----- Data shown
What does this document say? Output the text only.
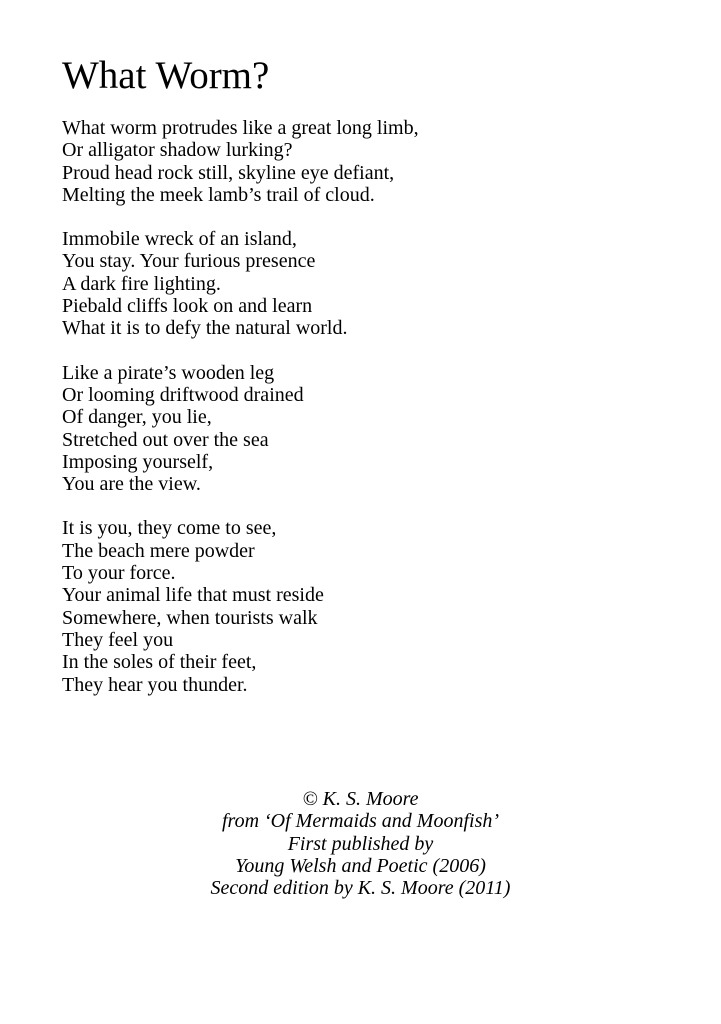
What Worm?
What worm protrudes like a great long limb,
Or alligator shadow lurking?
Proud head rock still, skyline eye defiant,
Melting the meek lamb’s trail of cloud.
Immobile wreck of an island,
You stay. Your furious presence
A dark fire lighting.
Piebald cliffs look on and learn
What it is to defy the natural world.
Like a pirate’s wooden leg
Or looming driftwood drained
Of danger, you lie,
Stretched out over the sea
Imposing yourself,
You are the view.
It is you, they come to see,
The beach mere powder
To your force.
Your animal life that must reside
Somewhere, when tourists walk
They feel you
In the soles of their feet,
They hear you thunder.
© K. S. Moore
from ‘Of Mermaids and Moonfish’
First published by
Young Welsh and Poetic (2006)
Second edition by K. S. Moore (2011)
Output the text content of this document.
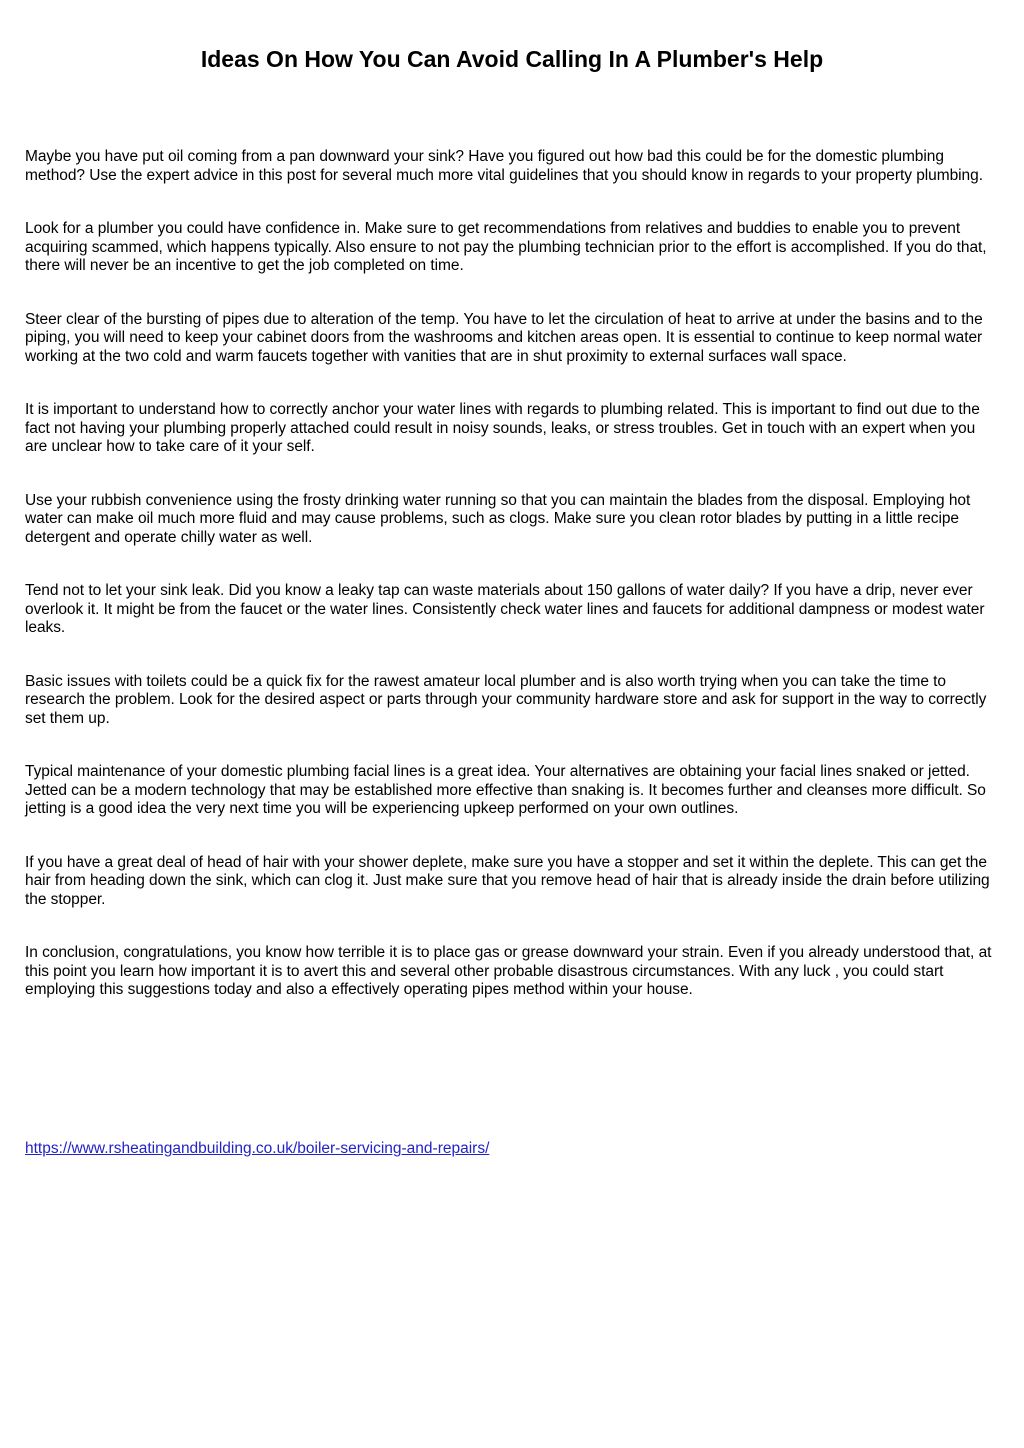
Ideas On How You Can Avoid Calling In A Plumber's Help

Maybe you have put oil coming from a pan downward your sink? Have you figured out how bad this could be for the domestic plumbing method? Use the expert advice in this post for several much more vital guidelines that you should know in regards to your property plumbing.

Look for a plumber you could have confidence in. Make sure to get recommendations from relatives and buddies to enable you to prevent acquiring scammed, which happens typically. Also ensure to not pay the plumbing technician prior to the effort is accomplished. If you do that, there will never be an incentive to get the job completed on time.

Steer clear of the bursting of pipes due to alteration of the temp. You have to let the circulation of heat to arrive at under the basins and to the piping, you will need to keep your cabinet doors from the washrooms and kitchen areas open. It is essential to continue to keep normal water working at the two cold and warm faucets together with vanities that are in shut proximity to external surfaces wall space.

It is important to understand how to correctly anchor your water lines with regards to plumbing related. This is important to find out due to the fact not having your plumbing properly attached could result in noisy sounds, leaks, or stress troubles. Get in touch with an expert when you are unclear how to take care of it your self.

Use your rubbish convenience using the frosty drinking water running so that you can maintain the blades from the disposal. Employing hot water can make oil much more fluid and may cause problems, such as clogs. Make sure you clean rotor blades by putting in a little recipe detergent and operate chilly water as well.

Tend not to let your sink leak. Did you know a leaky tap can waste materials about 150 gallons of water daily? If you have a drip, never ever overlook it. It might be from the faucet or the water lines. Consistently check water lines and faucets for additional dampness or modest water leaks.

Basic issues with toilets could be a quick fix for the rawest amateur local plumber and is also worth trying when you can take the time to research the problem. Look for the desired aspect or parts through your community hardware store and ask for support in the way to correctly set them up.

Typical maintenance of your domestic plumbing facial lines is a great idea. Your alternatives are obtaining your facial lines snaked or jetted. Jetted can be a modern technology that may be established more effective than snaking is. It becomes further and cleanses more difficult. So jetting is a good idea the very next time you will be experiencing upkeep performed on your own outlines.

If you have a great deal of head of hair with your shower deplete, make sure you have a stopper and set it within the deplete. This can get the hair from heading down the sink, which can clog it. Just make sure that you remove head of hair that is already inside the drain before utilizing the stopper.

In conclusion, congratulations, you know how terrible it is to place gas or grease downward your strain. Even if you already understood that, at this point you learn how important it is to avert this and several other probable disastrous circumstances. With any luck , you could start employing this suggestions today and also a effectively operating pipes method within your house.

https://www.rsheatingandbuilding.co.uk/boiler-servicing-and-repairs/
----------
Task to complete: Find each line in the records holding the string "from" and show it.

Result:
from ‘Of Mermaids and Moonfish’
Maybe you have put oil coming from a pan downward your sink? Have you figured out how bad this could be for the domestic plumbing method? Use the expert advice in this post for several much more vital guidelines that you should know in regards to your property plumbing.
Look for a plumber you could have confidence in. Make sure to get recommendations from relatives and buddies to enable you to prevent acquiring scammed, which happens typically. Also ensure to not pay the plumbing technician prior to the effort is accomplished. If you do that, there will never be an incentive to get the job completed on time.
Steer clear of the bursting of pipes due to alteration of the temp. You have to let the circulation of heat to arrive at under the basins and to the piping, you will need to keep your cabinet doors from the washrooms and kitchen areas open. It is essential to continue to keep normal water working at the two cold and warm faucets together with vanities that are in shut proximity to external surfaces wall space.
Use your rubbish convenience using the frosty drinking water running so that you can maintain the blades from the disposal. Employing hot water can make oil much more fluid and may cause problems, such as clogs. Make sure you clean rotor blades by putting in a little recipe detergent and operate chilly water as well.
Tend not to let your sink leak. Did you know a leaky tap can waste materials about 150 gallons of water daily? If you have a drip, never ever overlook it. It might be from the faucet or the water lines. Consistently check water lines and faucets for additional dampness or modest water leaks.
If you have a great deal of head of hair with your shower deplete, make sure you have a stopper and set it within the deplete. This can get the hair from heading down the sink, which can clog it. Just make sure that you remove head of hair that is already inside the drain before utilizing the stopper.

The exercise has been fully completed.